**What is expected**
Every line with the string "JSON" should be gathered.

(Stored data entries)
.....

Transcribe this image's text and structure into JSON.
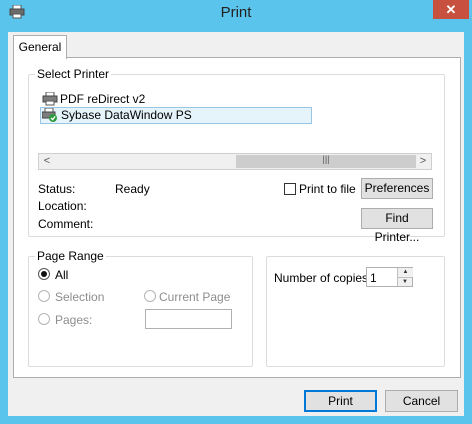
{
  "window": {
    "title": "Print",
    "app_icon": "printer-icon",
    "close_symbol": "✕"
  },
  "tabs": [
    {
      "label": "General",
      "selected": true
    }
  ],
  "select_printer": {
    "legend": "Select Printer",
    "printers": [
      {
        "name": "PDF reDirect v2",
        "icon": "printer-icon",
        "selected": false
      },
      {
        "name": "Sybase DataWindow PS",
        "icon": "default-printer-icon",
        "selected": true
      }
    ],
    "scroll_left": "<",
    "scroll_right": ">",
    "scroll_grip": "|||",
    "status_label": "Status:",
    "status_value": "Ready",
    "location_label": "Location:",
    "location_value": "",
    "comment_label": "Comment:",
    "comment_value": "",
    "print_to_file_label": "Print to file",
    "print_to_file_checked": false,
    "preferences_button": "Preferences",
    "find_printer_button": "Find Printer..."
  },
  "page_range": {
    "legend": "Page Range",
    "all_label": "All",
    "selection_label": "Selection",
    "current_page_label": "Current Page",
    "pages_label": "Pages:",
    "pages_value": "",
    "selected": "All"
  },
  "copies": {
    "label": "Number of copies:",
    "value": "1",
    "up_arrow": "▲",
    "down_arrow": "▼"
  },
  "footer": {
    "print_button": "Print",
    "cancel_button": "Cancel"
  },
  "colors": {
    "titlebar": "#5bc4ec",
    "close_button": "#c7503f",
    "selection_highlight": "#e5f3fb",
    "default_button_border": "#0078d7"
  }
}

.....

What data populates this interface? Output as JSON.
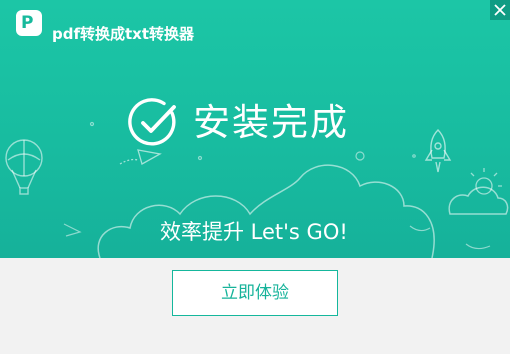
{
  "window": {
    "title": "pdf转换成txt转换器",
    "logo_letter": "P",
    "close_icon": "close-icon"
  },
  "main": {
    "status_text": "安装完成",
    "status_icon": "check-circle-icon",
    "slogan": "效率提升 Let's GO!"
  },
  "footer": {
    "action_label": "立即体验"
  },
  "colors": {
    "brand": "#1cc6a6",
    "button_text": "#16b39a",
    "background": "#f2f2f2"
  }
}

.....

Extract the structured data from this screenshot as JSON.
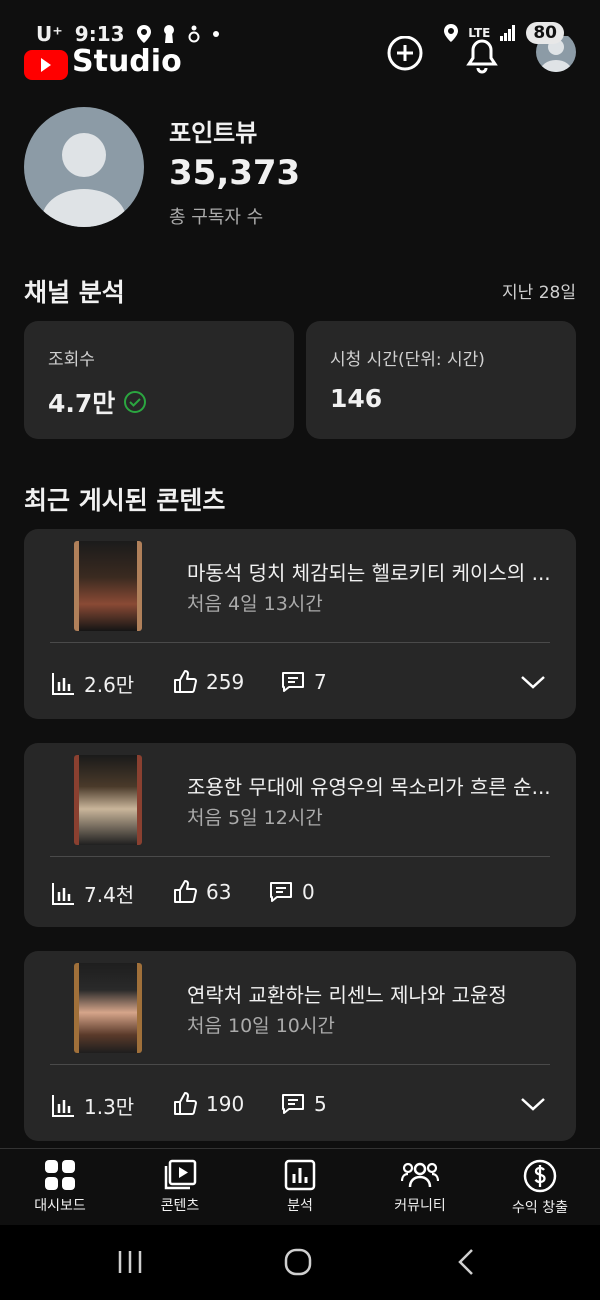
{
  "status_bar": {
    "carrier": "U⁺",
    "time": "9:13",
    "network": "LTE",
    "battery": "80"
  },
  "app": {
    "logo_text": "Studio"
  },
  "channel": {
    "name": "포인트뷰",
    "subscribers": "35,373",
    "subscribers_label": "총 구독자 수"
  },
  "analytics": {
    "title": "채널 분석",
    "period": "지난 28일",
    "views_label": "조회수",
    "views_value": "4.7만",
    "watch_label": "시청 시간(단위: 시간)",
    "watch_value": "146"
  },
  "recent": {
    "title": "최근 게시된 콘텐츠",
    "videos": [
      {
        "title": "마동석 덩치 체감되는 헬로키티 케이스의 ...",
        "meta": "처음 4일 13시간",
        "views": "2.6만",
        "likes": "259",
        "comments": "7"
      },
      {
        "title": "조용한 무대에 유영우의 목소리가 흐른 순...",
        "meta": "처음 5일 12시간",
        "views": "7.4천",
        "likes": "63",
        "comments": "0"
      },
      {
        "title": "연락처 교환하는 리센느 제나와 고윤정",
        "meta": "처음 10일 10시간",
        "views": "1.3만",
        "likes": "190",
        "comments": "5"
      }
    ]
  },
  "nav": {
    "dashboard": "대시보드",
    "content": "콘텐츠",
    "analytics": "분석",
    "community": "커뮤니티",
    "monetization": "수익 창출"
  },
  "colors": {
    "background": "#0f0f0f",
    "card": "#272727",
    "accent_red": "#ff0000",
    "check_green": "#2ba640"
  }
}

.....

**Task answer**
Transcribe this image's text and structure into JSON.
What data populates this interface? Output as JSON.
Extract the structured data from this screenshot as JSON.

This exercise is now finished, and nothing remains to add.